• **EXERCISE INSTRUCTIONS**: Quote the listing in full, exactly as given, minus any pictures.

• **DATA FOR THIS TASK**:
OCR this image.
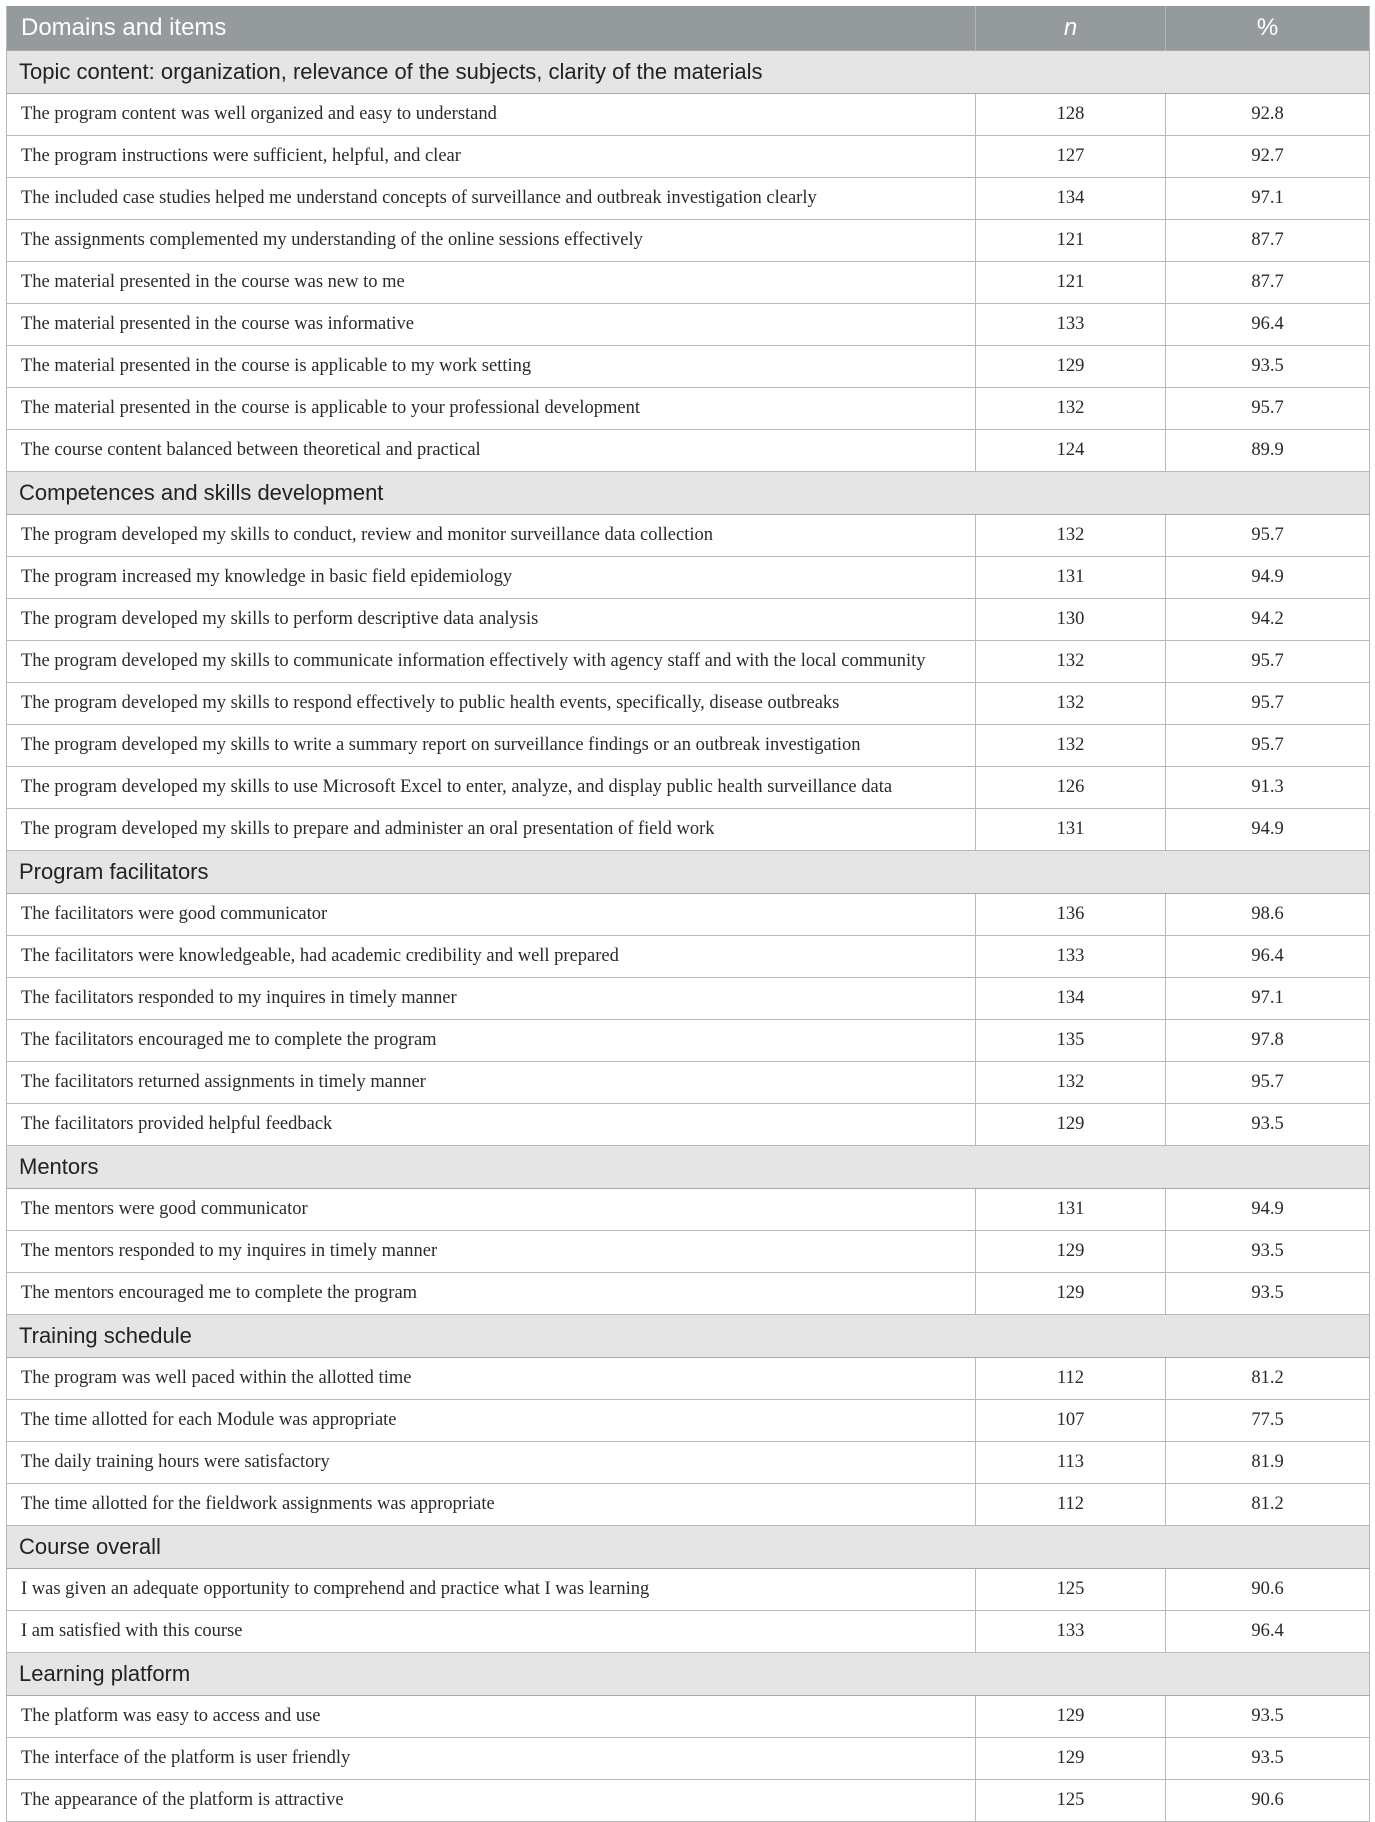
Domains and items	n	%
Topic content: organization, relevance of the subjects, clarity of the materials		
The program content was well organized and easy to understand	128	92.8
The program instructions were sufficient, helpful, and clear	127	92.7
The included case studies helped me understand concepts of surveillance and outbreak investigation clearly	134	97.1
The assignments complemented my understanding of the online sessions effectively	121	87.7
The material presented in the course was new to me	121	87.7
The material presented in the course was informative	133	96.4
The material presented in the course is applicable to my work setting	129	93.5
The material presented in the course is applicable to your professional development	132	95.7
The course content balanced between theoretical and practical	124	89.9
Competences and skills development		
The program developed my skills to conduct, review and monitor surveillance data collection	132	95.7
The program increased my knowledge in basic field epidemiology	131	94.9
The program developed my skills to perform descriptive data analysis	130	94.2
The program developed my skills to communicate information effectively with agency staff and with the local community	132	95.7
The program developed my skills to respond effectively to public health events, specifically, disease outbreaks	132	95.7
The program developed my skills to write a summary report on surveillance findings or an outbreak investigation	132	95.7
The program developed my skills to use Microsoft Excel to enter, analyze, and display public health surveillance data	126	91.3
The program developed my skills to prepare and administer an oral presentation of field work	131	94.9
Program facilitators		
The facilitators were good communicator	136	98.6
The facilitators were knowledgeable, had academic credibility and well prepared	133	96.4
The facilitators responded to my inquires in timely manner	134	97.1
The facilitators encouraged me to complete the program	135	97.8
The facilitators returned assignments in timely manner	132	95.7
The facilitators provided helpful feedback	129	93.5
Mentors		
The mentors were good communicator	131	94.9
The mentors responded to my inquires in timely manner	129	93.5
The mentors encouraged me to complete the program	129	93.5
Training schedule		
The program was well paced within the allotted time	112	81.2
The time allotted for each Module was appropriate	107	77.5
The daily training hours were satisfactory	113	81.9
The time allotted for the fieldwork assignments was appropriate	112	81.2
Course overall		
I was given an adequate opportunity to comprehend and practice what I was learning	125	90.6
I am satisfied with this course	133	96.4
Learning platform		
The platform was easy to access and use	129	93.5
The interface of the platform is user friendly	129	93.5
The appearance of the platform is attractive	125	90.6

• **TASK SOLUTION**:
OCR this image.
Domains and items	n	%
Topic content: organization, relevance of the subjects, clarity of the materials		
The program content was well organized and easy to understand	128	92.8
The program instructions were sufficient, helpful, and clear	127	92.7
The included case studies helped me understand concepts of surveillance and outbreak investigation clearly	134	97.1
The assignments complemented my understanding of the online sessions effectively	121	87.7
The material presented in the course was new to me	121	87.7
The material presented in the course was informative	133	96.4
The material presented in the course is applicable to my work setting	129	93.5
The material presented in the course is applicable to your professional development	132	95.7
The course content balanced between theoretical and practical	124	89.9
Competences and skills development		
The program developed my skills to conduct, review and monitor surveillance data collection	132	95.7
The program increased my knowledge in basic field epidemiology	131	94.9
The program developed my skills to perform descriptive data analysis	130	94.2
The program developed my skills to communicate information effectively with agency staff and with the local community	132	95.7
The program developed my skills to respond effectively to public health events, specifically, disease outbreaks	132	95.7
The program developed my skills to write a summary report on surveillance findings or an outbreak investigation	132	95.7
The program developed my skills to use Microsoft Excel to enter, analyze, and display public health surveillance data	126	91.3
The program developed my skills to prepare and administer an oral presentation of field work	131	94.9
Program facilitators		
The facilitators were good communicator	136	98.6
The facilitators were knowledgeable, had academic credibility and well prepared	133	96.4
The facilitators responded to my inquires in timely manner	134	97.1
The facilitators encouraged me to complete the program	135	97.8
The facilitators returned assignments in timely manner	132	95.7
The facilitators provided helpful feedback	129	93.5
Mentors		
The mentors were good communicator	131	94.9
The mentors responded to my inquires in timely manner	129	93.5
The mentors encouraged me to complete the program	129	93.5
Training schedule		
The program was well paced within the allotted time	112	81.2
The time allotted for each Module was appropriate	107	77.5
The daily training hours were satisfactory	113	81.9
The time allotted for the fieldwork assignments was appropriate	112	81.2
Course overall		
I was given an adequate opportunity to comprehend and practice what I was learning	125	90.6
I am satisfied with this course	133	96.4
Learning platform		
The platform was easy to access and use	129	93.5
The interface of the platform is user friendly	129	93.5
The appearance of the platform is attractive	125	90.6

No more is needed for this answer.